— begin —
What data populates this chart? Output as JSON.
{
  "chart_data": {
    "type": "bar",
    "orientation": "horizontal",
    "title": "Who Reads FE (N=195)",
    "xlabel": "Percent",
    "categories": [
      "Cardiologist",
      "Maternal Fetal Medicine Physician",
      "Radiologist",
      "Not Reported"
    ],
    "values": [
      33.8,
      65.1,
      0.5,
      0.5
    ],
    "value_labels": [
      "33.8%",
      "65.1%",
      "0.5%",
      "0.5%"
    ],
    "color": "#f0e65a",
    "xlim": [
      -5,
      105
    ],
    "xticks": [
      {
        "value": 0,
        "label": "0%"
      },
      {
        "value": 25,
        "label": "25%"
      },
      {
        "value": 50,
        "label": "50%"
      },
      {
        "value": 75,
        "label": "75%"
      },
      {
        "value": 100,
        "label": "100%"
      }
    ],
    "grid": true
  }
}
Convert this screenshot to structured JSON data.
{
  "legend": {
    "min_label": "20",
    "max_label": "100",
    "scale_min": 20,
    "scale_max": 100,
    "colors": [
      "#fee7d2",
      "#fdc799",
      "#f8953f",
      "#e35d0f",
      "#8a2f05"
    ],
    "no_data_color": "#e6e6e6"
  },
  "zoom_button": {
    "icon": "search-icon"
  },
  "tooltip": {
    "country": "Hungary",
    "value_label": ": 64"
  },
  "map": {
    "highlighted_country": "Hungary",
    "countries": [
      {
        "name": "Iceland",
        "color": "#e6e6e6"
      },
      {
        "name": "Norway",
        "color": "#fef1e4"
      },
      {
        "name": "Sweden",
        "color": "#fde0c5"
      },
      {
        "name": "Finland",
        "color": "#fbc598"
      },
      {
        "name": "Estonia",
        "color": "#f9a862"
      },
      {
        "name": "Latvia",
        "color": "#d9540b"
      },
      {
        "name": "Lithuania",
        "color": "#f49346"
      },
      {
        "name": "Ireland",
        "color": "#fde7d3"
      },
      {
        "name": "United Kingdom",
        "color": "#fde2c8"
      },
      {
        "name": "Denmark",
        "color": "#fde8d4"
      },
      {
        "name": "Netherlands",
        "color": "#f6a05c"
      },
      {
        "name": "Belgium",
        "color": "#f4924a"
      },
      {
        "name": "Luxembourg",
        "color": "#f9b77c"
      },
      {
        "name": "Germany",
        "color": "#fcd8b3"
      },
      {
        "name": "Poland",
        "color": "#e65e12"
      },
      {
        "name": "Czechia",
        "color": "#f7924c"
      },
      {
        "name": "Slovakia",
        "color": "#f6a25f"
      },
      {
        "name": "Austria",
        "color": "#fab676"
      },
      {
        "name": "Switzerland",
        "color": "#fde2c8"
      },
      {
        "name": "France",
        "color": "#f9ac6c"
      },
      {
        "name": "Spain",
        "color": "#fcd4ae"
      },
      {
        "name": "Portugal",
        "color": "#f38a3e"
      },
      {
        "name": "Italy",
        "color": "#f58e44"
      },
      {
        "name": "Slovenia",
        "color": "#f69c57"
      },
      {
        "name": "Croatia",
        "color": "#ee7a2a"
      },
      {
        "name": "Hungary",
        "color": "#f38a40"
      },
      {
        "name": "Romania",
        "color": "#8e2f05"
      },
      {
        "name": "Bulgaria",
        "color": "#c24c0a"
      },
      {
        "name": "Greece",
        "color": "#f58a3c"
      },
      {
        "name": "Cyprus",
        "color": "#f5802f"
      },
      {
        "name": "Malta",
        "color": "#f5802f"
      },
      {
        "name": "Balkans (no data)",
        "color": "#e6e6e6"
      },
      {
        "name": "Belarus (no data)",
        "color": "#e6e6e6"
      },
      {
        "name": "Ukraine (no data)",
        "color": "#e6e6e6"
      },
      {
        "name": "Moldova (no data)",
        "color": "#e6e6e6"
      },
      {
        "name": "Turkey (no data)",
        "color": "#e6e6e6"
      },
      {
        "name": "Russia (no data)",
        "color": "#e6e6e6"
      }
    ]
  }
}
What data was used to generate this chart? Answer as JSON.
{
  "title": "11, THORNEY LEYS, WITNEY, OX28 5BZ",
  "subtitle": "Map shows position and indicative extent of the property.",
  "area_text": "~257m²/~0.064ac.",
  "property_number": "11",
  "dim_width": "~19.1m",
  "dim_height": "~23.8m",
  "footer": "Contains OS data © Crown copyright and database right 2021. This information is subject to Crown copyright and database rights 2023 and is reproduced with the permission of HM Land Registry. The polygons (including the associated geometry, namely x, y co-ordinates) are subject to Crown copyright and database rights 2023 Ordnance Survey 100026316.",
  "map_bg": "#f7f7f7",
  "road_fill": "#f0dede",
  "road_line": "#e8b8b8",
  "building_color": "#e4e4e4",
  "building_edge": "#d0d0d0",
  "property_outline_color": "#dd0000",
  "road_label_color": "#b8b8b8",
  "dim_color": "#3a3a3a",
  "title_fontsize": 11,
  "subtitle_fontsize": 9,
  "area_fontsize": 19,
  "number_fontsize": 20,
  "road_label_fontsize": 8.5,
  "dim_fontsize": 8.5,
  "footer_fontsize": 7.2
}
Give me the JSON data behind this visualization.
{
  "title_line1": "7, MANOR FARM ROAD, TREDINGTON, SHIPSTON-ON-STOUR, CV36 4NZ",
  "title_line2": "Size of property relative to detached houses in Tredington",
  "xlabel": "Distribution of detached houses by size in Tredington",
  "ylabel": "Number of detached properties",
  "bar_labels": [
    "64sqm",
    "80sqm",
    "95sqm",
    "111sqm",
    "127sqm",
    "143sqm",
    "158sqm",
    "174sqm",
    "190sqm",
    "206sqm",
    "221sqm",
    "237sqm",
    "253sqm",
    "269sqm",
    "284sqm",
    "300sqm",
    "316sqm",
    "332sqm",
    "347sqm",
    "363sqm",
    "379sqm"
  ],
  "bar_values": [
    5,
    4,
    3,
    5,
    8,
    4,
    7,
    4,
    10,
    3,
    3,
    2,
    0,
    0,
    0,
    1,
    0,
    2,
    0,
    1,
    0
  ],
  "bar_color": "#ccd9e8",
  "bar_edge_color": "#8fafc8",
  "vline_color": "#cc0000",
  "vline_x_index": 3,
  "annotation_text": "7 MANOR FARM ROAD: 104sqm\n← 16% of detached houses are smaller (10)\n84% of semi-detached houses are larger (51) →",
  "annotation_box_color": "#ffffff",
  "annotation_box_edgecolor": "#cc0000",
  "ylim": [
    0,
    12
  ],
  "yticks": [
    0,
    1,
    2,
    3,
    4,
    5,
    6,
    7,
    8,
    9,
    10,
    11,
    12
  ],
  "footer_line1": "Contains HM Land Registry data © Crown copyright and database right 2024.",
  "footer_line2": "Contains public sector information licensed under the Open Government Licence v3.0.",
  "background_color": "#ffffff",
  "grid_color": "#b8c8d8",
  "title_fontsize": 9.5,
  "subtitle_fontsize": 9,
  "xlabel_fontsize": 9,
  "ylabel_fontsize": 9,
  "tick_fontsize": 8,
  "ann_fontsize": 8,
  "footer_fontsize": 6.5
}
— end —
Written task:
Here, the records must be output exactly and in full.

Reply to the task:
What data populates this chart? Output as JSON.
{
  "chart_data": {
    "type": "bar",
    "orientation": "horizontal",
    "title": "Who Reads FE (N=195)",
    "xlabel": "Percent",
    "categories": [
      "Cardiologist",
      "Maternal Fetal Medicine Physician",
      "Radiologist",
      "Not Reported"
    ],
    "values": [
      33.8,
      65.1,
      0.5,
      0.5
    ],
    "value_labels": [
      "33.8%",
      "65.1%",
      "0.5%",
      "0.5%"
    ],
    "color": "#f0e65a",
    "xlim": [
      -5,
      105
    ],
    "xticks": [
      {
        "value": 0,
        "label": "0%"
      },
      {
        "value": 25,
        "label": "25%"
      },
      {
        "value": 50,
        "label": "50%"
      },
      {
        "value": 75,
        "label": "75%"
      },
      {
        "value": 100,
        "label": "100%"
      }
    ],
    "grid": true
  }
}
Convert this screenshot to structured JSON data.
{
  "legend": {
    "min_label": "20",
    "max_label": "100",
    "scale_min": 20,
    "scale_max": 100,
    "colors": [
      "#fee7d2",
      "#fdc799",
      "#f8953f",
      "#e35d0f",
      "#8a2f05"
    ],
    "no_data_color": "#e6e6e6"
  },
  "zoom_button": {
    "icon": "search-icon"
  },
  "tooltip": {
    "country": "Hungary",
    "value_label": ": 64"
  },
  "map": {
    "highlighted_country": "Hungary",
    "countries": [
      {
        "name": "Iceland",
        "color": "#e6e6e6"
      },
      {
        "name": "Norway",
        "color": "#fef1e4"
      },
      {
        "name": "Sweden",
        "color": "#fde0c5"
      },
      {
        "name": "Finland",
        "color": "#fbc598"
      },
      {
        "name": "Estonia",
        "color": "#f9a862"
      },
      {
        "name": "Latvia",
        "color": "#d9540b"
      },
      {
        "name": "Lithuania",
        "color": "#f49346"
      },
      {
        "name": "Ireland",
        "color": "#fde7d3"
      },
      {
        "name": "United Kingdom",
        "color": "#fde2c8"
      },
      {
        "name": "Denmark",
        "color": "#fde8d4"
      },
      {
        "name": "Netherlands",
        "color": "#f6a05c"
      },
      {
        "name": "Belgium",
        "color": "#f4924a"
      },
      {
        "name": "Luxembourg",
        "color": "#f9b77c"
      },
      {
        "name": "Germany",
        "color": "#fcd8b3"
      },
      {
        "name": "Poland",
        "color": "#e65e12"
      },
      {
        "name": "Czechia",
        "color": "#f7924c"
      },
      {
        "name": "Slovakia",
        "color": "#f6a25f"
      },
      {
        "name": "Austria",
        "color": "#fab676"
      },
      {
        "name": "Switzerland",
        "color": "#fde2c8"
      },
      {
        "name": "France",
        "color": "#f9ac6c"
      },
      {
        "name": "Spain",
        "color": "#fcd4ae"
      },
      {
        "name": "Portugal",
        "color": "#f38a3e"
      },
      {
        "name": "Italy",
        "color": "#f58e44"
      },
      {
        "name": "Slovenia",
        "color": "#f69c57"
      },
      {
        "name": "Croatia",
        "color": "#ee7a2a"
      },
      {
        "name": "Hungary",
        "color": "#f38a40"
      },
      {
        "name": "Romania",
        "color": "#8e2f05"
      },
      {
        "name": "Bulgaria",
        "color": "#c24c0a"
      },
      {
        "name": "Greece",
        "color": "#f58a3c"
      },
      {
        "name": "Cyprus",
        "color": "#f5802f"
      },
      {
        "name": "Malta",
        "color": "#f5802f"
      },
      {
        "name": "Balkans (no data)",
        "color": "#e6e6e6"
      },
      {
        "name": "Belarus (no data)",
        "color": "#e6e6e6"
      },
      {
        "name": "Ukraine (no data)",
        "color": "#e6e6e6"
      },
      {
        "name": "Moldova (no data)",
        "color": "#e6e6e6"
      },
      {
        "name": "Turkey (no data)",
        "color": "#e6e6e6"
      },
      {
        "name": "Russia (no data)",
        "color": "#e6e6e6"
      }
    ]
  }
}
What data was used to generate this chart? Answer as JSON.
{
  "title": "11, THORNEY LEYS, WITNEY, OX28 5BZ",
  "subtitle": "Map shows position and indicative extent of the property.",
  "area_text": "~257m²/~0.064ac.",
  "property_number": "11",
  "dim_width": "~19.1m",
  "dim_height": "~23.8m",
  "footer": "Contains OS data © Crown copyright and database right 2021. This information is subject to Crown copyright and database rights 2023 and is reproduced with the permission of HM Land Registry. The polygons (including the associated geometry, namely x, y co-ordinates) are subject to Crown copyright and database rights 2023 Ordnance Survey 100026316.",
  "map_bg": "#f7f7f7",
  "road_fill": "#f0dede",
  "road_line": "#e8b8b8",
  "building_color": "#e4e4e4",
  "building_edge": "#d0d0d0",
  "property_outline_color": "#dd0000",
  "road_label_color": "#b8b8b8",
  "dim_color": "#3a3a3a",
  "title_fontsize": 11,
  "subtitle_fontsize": 9,
  "area_fontsize": 19,
  "number_fontsize": 20,
  "road_label_fontsize": 8.5,
  "dim_fontsize": 8.5,
  "footer_fontsize": 7.2
}
Give me the JSON data behind this visualization.
{
  "title_line1": "7, MANOR FARM ROAD, TREDINGTON, SHIPSTON-ON-STOUR, CV36 4NZ",
  "title_line2": "Size of property relative to detached houses in Tredington",
  "xlabel": "Distribution of detached houses by size in Tredington",
  "ylabel": "Number of detached properties",
  "bar_labels": [
    "64sqm",
    "80sqm",
    "95sqm",
    "111sqm",
    "127sqm",
    "143sqm",
    "158sqm",
    "174sqm",
    "190sqm",
    "206sqm",
    "221sqm",
    "237sqm",
    "253sqm",
    "269sqm",
    "284sqm",
    "300sqm",
    "316sqm",
    "332sqm",
    "347sqm",
    "363sqm",
    "379sqm"
  ],
  "bar_values": [
    5,
    4,
    3,
    5,
    8,
    4,
    7,
    4,
    10,
    3,
    3,
    2,
    0,
    0,
    0,
    1,
    0,
    2,
    0,
    1,
    0
  ],
  "bar_color": "#ccd9e8",
  "bar_edge_color": "#8fafc8",
  "vline_color": "#cc0000",
  "vline_x_index": 3,
  "annotation_text": "7 MANOR FARM ROAD: 104sqm\n← 16% of detached houses are smaller (10)\n84% of semi-detached houses are larger (51) →",
  "annotation_box_color": "#ffffff",
  "annotation_box_edgecolor": "#cc0000",
  "ylim": [
    0,
    12
  ],
  "yticks": [
    0,
    1,
    2,
    3,
    4,
    5,
    6,
    7,
    8,
    9,
    10,
    11,
    12
  ],
  "footer_line1": "Contains HM Land Registry data © Crown copyright and database right 2024.",
  "footer_line2": "Contains public sector information licensed under the Open Government Licence v3.0.",
  "background_color": "#ffffff",
  "grid_color": "#b8c8d8",
  "title_fontsize": 9.5,
  "subtitle_fontsize": 9,
  "xlabel_fontsize": 9,
  "ylabel_fontsize": 9,
  "tick_fontsize": 8,
  "ann_fontsize": 8,
  "footer_fontsize": 6.5
}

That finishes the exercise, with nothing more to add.